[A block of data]

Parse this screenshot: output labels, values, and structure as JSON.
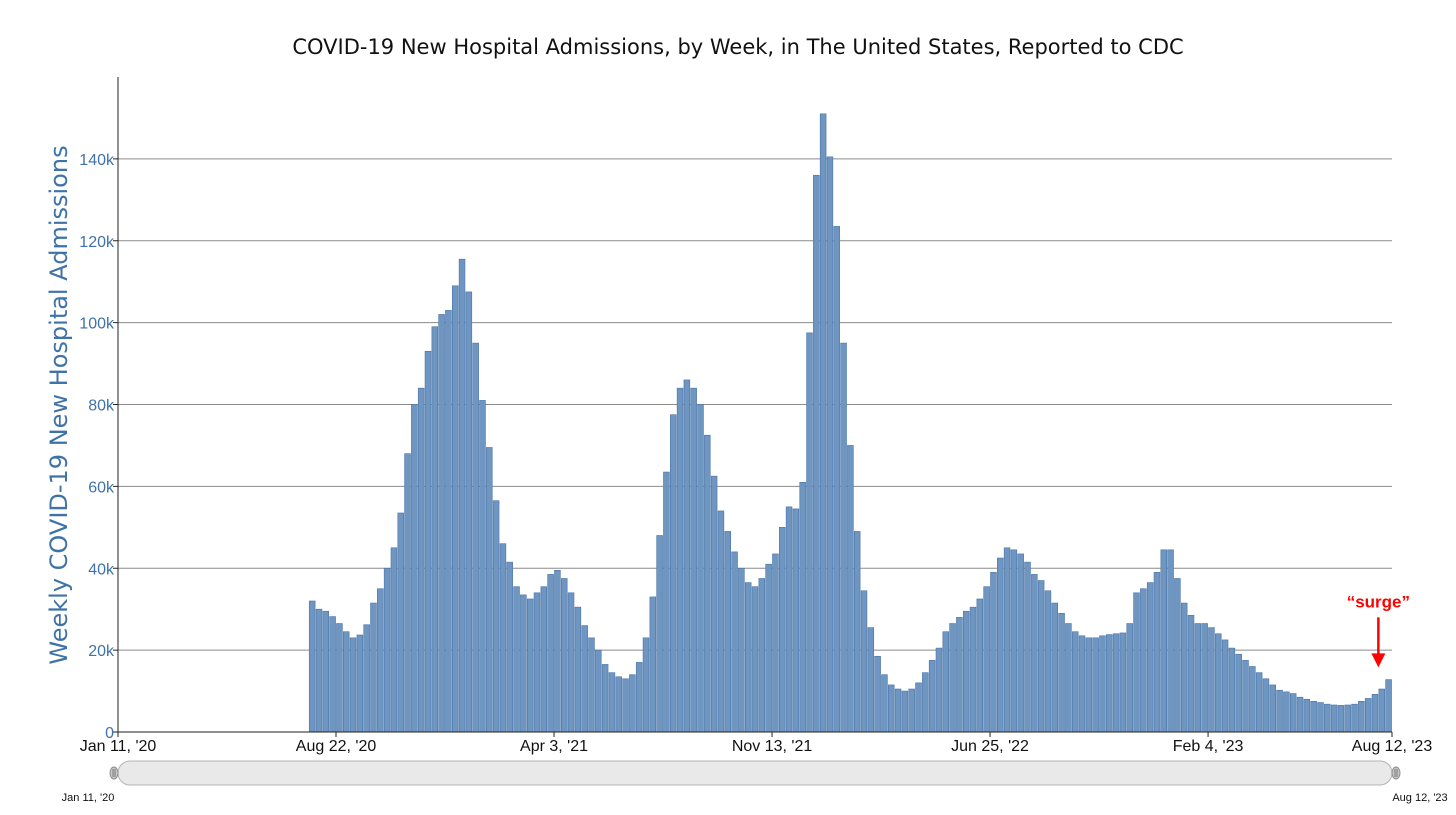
{
  "chart_data": {
    "type": "bar",
    "title": "COVID-19 New Hospital Admissions, by Week, in The United States, Reported to CDC",
    "ylabel": "Weekly COVID-19 New Hospital Admissions",
    "xlabel": "",
    "x_axis_type": "weekly dates",
    "x_range": [
      "Jan 11, '20",
      "Aug 12, '23"
    ],
    "ylim": [
      0,
      160000
    ],
    "grid": true,
    "yticks": [
      {
        "value": 0,
        "label": "0"
      },
      {
        "value": 20000,
        "label": "20k"
      },
      {
        "value": 40000,
        "label": "40k"
      },
      {
        "value": 60000,
        "label": "60k"
      },
      {
        "value": 80000,
        "label": "80k"
      },
      {
        "value": 100000,
        "label": "100k"
      },
      {
        "value": 120000,
        "label": "120k"
      },
      {
        "value": 140000,
        "label": "140k"
      }
    ],
    "xticks": [
      "Jan 11, '20",
      "Aug 22, '20",
      "Apr 3, '21",
      "Nov 13, '21",
      "Jun 25, '22",
      "Feb 4, '23",
      "Aug 12, '23"
    ],
    "first_week": "Aug 1, '20",
    "last_week": "Aug 12, '23",
    "values": [
      32000,
      30000,
      29500,
      28200,
      26500,
      24500,
      23000,
      23700,
      26200,
      31500,
      35000,
      40000,
      45000,
      53500,
      68000,
      80000,
      84000,
      93000,
      99000,
      102000,
      103000,
      109000,
      115500,
      107500,
      95000,
      81000,
      69500,
      56500,
      46000,
      41500,
      35500,
      33500,
      32500,
      34000,
      35500,
      38500,
      39500,
      37500,
      34000,
      30500,
      26000,
      23000,
      20000,
      16500,
      14500,
      13500,
      13000,
      14000,
      17000,
      23000,
      33000,
      48000,
      63500,
      77500,
      84000,
      86000,
      84000,
      80000,
      72500,
      62500,
      54000,
      49000,
      44000,
      40000,
      36500,
      35500,
      37500,
      41000,
      43500,
      50000,
      55000,
      54500,
      61000,
      97500,
      136000,
      151000,
      140500,
      123500,
      95000,
      70000,
      49000,
      34500,
      25500,
      18500,
      14000,
      11500,
      10500,
      10000,
      10500,
      12000,
      14500,
      17500,
      20500,
      24500,
      26500,
      28000,
      29500,
      30500,
      32500,
      35500,
      39000,
      42500,
      45000,
      44500,
      43500,
      41500,
      38500,
      37000,
      34500,
      31500,
      29000,
      26500,
      24500,
      23500,
      23000,
      23000,
      23500,
      23800,
      24000,
      24200,
      26500,
      34000,
      35000,
      36500,
      39000,
      44500,
      44500,
      37500,
      31500,
      28500,
      26500,
      26500,
      25500,
      24000,
      22500,
      20500,
      19000,
      17500,
      16000,
      14500,
      13000,
      11500,
      10200,
      9800,
      9400,
      8500,
      8000,
      7500,
      7200,
      6800,
      6600,
      6500,
      6600,
      6800,
      7500,
      8200,
      9200,
      10500,
      12800
    ],
    "annotations": [
      {
        "text": "“surge”",
        "color": "#ff0000",
        "points_to_week": "Jul 29, '23",
        "arrow_from": 28000,
        "arrow_to": 15800
      }
    ],
    "colors": {
      "bar_fill": "#6f95c1",
      "bar_stroke": "#4a74a8",
      "grid": "#8c8c8c",
      "axis_label": "#3f73a8",
      "annotation": "#ff0000",
      "navigator_fill": "#e9e9e9",
      "navigator_stroke": "#b4b4b4"
    }
  },
  "navigator": {
    "start_label": "Jan 11, '20",
    "end_label": "Aug 12, '23"
  }
}
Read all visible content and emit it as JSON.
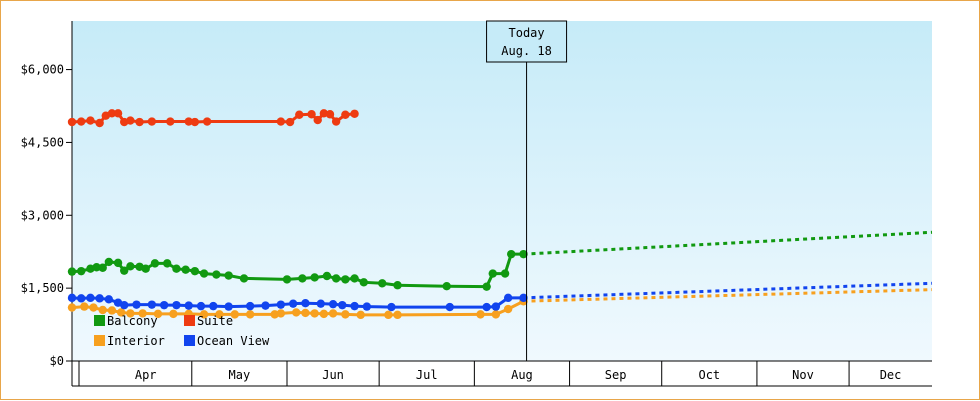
{
  "chart_data": {
    "type": "line",
    "title": "",
    "xlabel": "",
    "ylabel": "",
    "ylim": [
      0,
      7000
    ],
    "y_ticks": [
      {
        "value": 0,
        "label": "$0"
      },
      {
        "value": 1500,
        "label": "$1,500"
      },
      {
        "value": 3000,
        "label": "$3,000"
      },
      {
        "value": 4500,
        "label": "$4,500"
      },
      {
        "value": 6000,
        "label": "$6,000"
      }
    ],
    "x_unit": "day of year",
    "xlim": [
      82,
      362
    ],
    "months": [
      {
        "label": "Apr",
        "start": 91,
        "end": 121
      },
      {
        "label": "May",
        "start": 121,
        "end": 152
      },
      {
        "label": "Jun",
        "start": 152,
        "end": 182
      },
      {
        "label": "Jul",
        "start": 182,
        "end": 213
      },
      {
        "label": "Aug",
        "start": 213,
        "end": 244
      },
      {
        "label": "Sep",
        "start": 244,
        "end": 274
      },
      {
        "label": "Oct",
        "start": 274,
        "end": 305
      },
      {
        "label": "Nov",
        "start": 305,
        "end": 335
      },
      {
        "label": "Dec",
        "start": 335,
        "end": 366
      }
    ],
    "today": {
      "line1": "Today",
      "line2": "Aug. 18",
      "day": 230
    },
    "grid": true,
    "legend_position": "bottom-left",
    "series": [
      {
        "name": "Balcony",
        "color": "#119911",
        "points": [
          [
            82,
            1840
          ],
          [
            85,
            1850
          ],
          [
            88,
            1900
          ],
          [
            90,
            1930
          ],
          [
            92,
            1920
          ],
          [
            94,
            2040
          ],
          [
            97,
            2020
          ],
          [
            99,
            1860
          ],
          [
            101,
            1950
          ],
          [
            104,
            1940
          ],
          [
            106,
            1900
          ],
          [
            109,
            2010
          ],
          [
            113,
            2010
          ],
          [
            116,
            1900
          ],
          [
            119,
            1880
          ],
          [
            122,
            1850
          ],
          [
            125,
            1800
          ],
          [
            129,
            1780
          ],
          [
            133,
            1760
          ],
          [
            138,
            1700
          ],
          [
            152,
            1680
          ],
          [
            157,
            1700
          ],
          [
            161,
            1720
          ],
          [
            165,
            1750
          ],
          [
            168,
            1700
          ],
          [
            171,
            1680
          ],
          [
            174,
            1700
          ],
          [
            177,
            1620
          ],
          [
            183,
            1600
          ],
          [
            188,
            1560
          ],
          [
            204,
            1540
          ],
          [
            217,
            1530
          ],
          [
            219,
            1800
          ],
          [
            223,
            1800
          ],
          [
            225,
            2200
          ],
          [
            229,
            2200
          ]
        ],
        "projection": [
          [
            229,
            2200
          ],
          [
            362,
            2650
          ]
        ]
      },
      {
        "name": "Suite",
        "color": "#ee3b11",
        "points": [
          [
            82,
            4920
          ],
          [
            85,
            4930
          ],
          [
            88,
            4950
          ],
          [
            91,
            4900
          ],
          [
            93,
            5050
          ],
          [
            95,
            5100
          ],
          [
            97,
            5100
          ],
          [
            99,
            4920
          ],
          [
            101,
            4950
          ],
          [
            104,
            4920
          ],
          [
            108,
            4930
          ],
          [
            114,
            4930
          ],
          [
            120,
            4930
          ],
          [
            122,
            4920
          ],
          [
            126,
            4930
          ],
          [
            150,
            4930
          ],
          [
            153,
            4920
          ],
          [
            156,
            5070
          ],
          [
            160,
            5080
          ],
          [
            162,
            4960
          ],
          [
            164,
            5100
          ],
          [
            166,
            5080
          ],
          [
            168,
            4930
          ],
          [
            171,
            5070
          ],
          [
            174,
            5090
          ]
        ],
        "projection": []
      },
      {
        "name": "Interior",
        "color": "#f7a01f",
        "points": [
          [
            82,
            1100
          ],
          [
            86,
            1120
          ],
          [
            89,
            1100
          ],
          [
            92,
            1050
          ],
          [
            95,
            1040
          ],
          [
            98,
            1000
          ],
          [
            101,
            980
          ],
          [
            105,
            980
          ],
          [
            110,
            970
          ],
          [
            115,
            970
          ],
          [
            120,
            970
          ],
          [
            125,
            960
          ],
          [
            130,
            960
          ],
          [
            135,
            960
          ],
          [
            140,
            960
          ],
          [
            148,
            960
          ],
          [
            150,
            980
          ],
          [
            155,
            1000
          ],
          [
            158,
            990
          ],
          [
            161,
            980
          ],
          [
            164,
            970
          ],
          [
            167,
            980
          ],
          [
            171,
            960
          ],
          [
            176,
            950
          ],
          [
            185,
            950
          ],
          [
            188,
            950
          ],
          [
            215,
            960
          ],
          [
            220,
            960
          ],
          [
            224,
            1070
          ],
          [
            229,
            1230
          ]
        ],
        "projection": [
          [
            229,
            1230
          ],
          [
            362,
            1470
          ]
        ]
      },
      {
        "name": "Ocean View",
        "color": "#1144ee",
        "points": [
          [
            82,
            1300
          ],
          [
            85,
            1290
          ],
          [
            88,
            1300
          ],
          [
            91,
            1290
          ],
          [
            94,
            1270
          ],
          [
            97,
            1200
          ],
          [
            99,
            1150
          ],
          [
            103,
            1160
          ],
          [
            108,
            1160
          ],
          [
            112,
            1150
          ],
          [
            116,
            1150
          ],
          [
            120,
            1140
          ],
          [
            124,
            1130
          ],
          [
            128,
            1130
          ],
          [
            133,
            1120
          ],
          [
            140,
            1130
          ],
          [
            145,
            1140
          ],
          [
            150,
            1160
          ],
          [
            154,
            1180
          ],
          [
            158,
            1190
          ],
          [
            163,
            1180
          ],
          [
            167,
            1170
          ],
          [
            170,
            1150
          ],
          [
            174,
            1130
          ],
          [
            178,
            1120
          ],
          [
            186,
            1110
          ],
          [
            205,
            1110
          ],
          [
            217,
            1110
          ],
          [
            220,
            1120
          ],
          [
            224,
            1300
          ],
          [
            229,
            1300
          ]
        ],
        "projection": [
          [
            229,
            1300
          ],
          [
            362,
            1600
          ]
        ]
      }
    ]
  }
}
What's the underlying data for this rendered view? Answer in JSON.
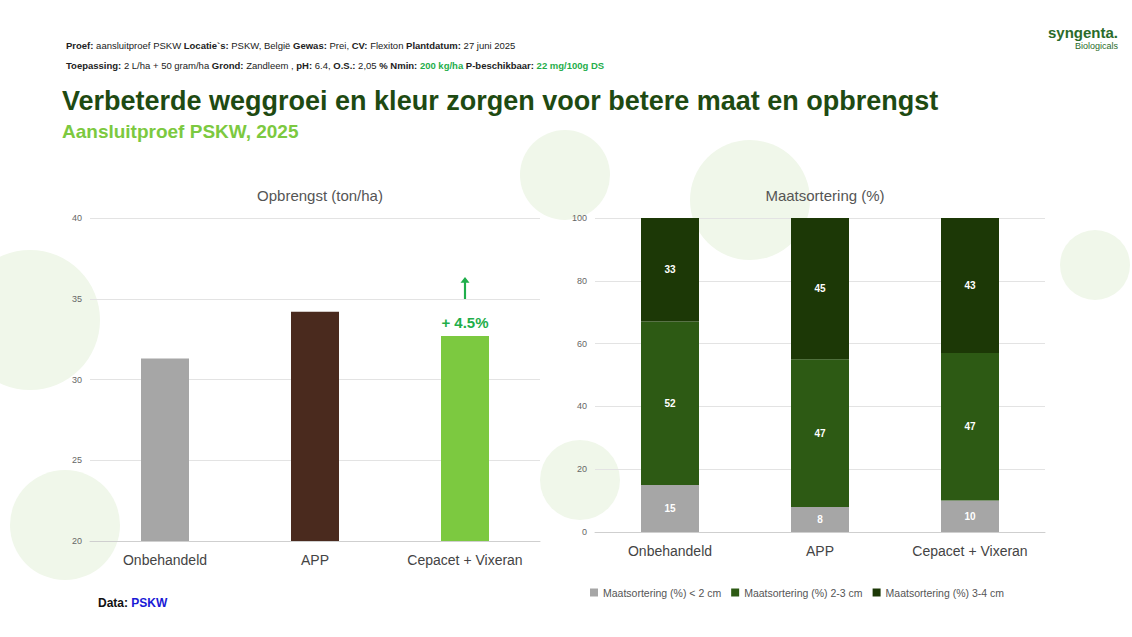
{
  "header": {
    "lines": [
      [
        {
          "label": "Proef:",
          "value": "aansluitproef PSKW"
        },
        {
          "label": "Locatie`s:",
          "value": "PSKW, België"
        },
        {
          "label": "Gewas:",
          "value": "Prei,"
        },
        {
          "label": "CV:",
          "value": "Flexiton"
        },
        {
          "label": "Plantdatum:",
          "value": "27 juni 2025"
        }
      ],
      [
        {
          "label": "Toepassing:",
          "value": "2 L/ha  + 50 gram/ha"
        },
        {
          "label": "Grond:",
          "value": "Zandleem ,"
        },
        {
          "label": "pH:",
          "value": "6.4,"
        },
        {
          "label": "O.S.:",
          "value": "2,05"
        },
        {
          "label": "% Nmin:",
          "value": "200 kg/ha",
          "color": "#1fae4b"
        },
        {
          "label": "P-beschikbaar:",
          "value": "22 mg/100g DS",
          "color": "#1fae4b"
        }
      ]
    ]
  },
  "title": "Verbeterde weggroei en kleur zorgen voor betere maat en opbrengst",
  "subtitle": "Aansluitproef PSKW, 2025",
  "logo": {
    "name": "syngenta.",
    "sub": "Biologicals"
  },
  "source": {
    "label": "Data:",
    "value": "PSKW"
  },
  "chart_data": [
    {
      "type": "bar",
      "title": "Opbrengst (ton/ha)",
      "categories": [
        "Onbehandeld",
        "APP",
        "Cepacet + Vixeran"
      ],
      "values": [
        31.3,
        34.2,
        32.7
      ],
      "colors": [
        "#a6a6a6",
        "#4a2a1e",
        "#7cc940"
      ],
      "ylim": [
        20,
        40
      ],
      "yticks": [
        20,
        25,
        30,
        35,
        40
      ],
      "grid": true,
      "annotations": [
        {
          "category": "Cepacet + Vixeran",
          "text": "+ 4.5%"
        }
      ]
    },
    {
      "type": "bar",
      "title": "Maatsortering (%)",
      "stacked": true,
      "data_labels": true,
      "legend": "bottom",
      "categories": [
        "Onbehandeld",
        "APP",
        "Cepacet + Vixeran"
      ],
      "series": [
        {
          "name": "Maatsortering (%) < 2 cm",
          "color": "#a6a6a6",
          "values": [
            15,
            8,
            10
          ]
        },
        {
          "name": "Maatsortering (%) 2-3 cm",
          "color": "#2d5a14",
          "values": [
            52,
            47,
            47
          ]
        },
        {
          "name": "Maatsortering (%) 3-4 cm",
          "color": "#1c3806",
          "values": [
            33,
            45,
            43
          ]
        }
      ],
      "ylim": [
        0,
        100
      ],
      "yticks": [
        0,
        20,
        40,
        60,
        80,
        100
      ],
      "grid": true
    }
  ]
}
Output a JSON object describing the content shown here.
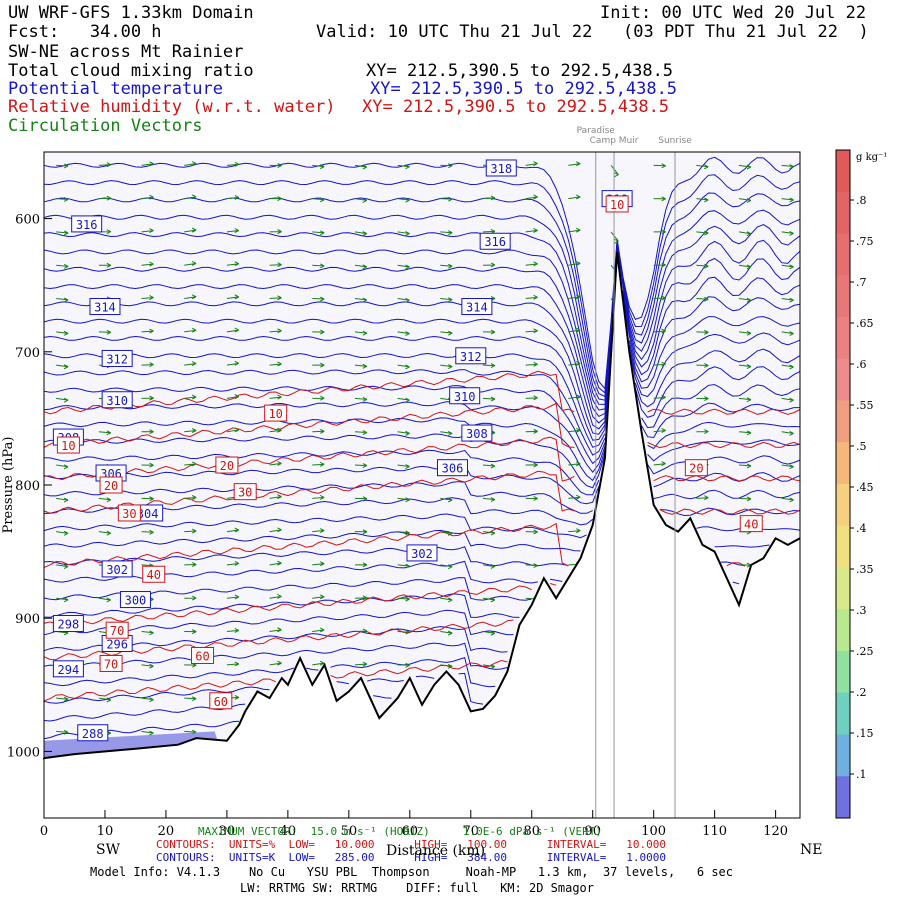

• [Stated problem]
Identify the lines of the entries containing the string "Maatsortering". Copy each such line.

• [Task solution]
      "title": "Maatsortering (%)",
          "name": "Maatsortering (%) < 2 cm",
          "name": "Maatsortering (%) 2-3 cm",
          "name": "Maatsortering (%) 3-4 cm",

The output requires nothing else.